* [Problem to work on]: A single number is the answer here: how many lines of the entries contain "cuenta"?

* [Given data]:
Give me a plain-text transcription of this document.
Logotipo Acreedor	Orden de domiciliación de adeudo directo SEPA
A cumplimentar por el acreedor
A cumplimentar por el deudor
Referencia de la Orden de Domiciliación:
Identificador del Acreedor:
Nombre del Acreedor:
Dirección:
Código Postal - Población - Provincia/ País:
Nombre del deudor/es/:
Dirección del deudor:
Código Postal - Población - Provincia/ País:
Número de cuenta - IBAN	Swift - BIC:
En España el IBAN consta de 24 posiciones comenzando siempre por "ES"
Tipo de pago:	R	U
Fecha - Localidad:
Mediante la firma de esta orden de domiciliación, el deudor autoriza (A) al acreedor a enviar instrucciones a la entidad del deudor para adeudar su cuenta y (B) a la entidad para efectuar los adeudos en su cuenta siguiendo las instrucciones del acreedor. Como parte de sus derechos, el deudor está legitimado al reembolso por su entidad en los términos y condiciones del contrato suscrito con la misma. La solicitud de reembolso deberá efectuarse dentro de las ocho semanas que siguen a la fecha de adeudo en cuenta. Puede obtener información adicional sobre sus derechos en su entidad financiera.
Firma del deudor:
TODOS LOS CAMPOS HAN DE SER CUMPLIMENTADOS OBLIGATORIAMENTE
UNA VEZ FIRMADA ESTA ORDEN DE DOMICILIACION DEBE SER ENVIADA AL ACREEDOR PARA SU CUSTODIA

* [Expected output]: 2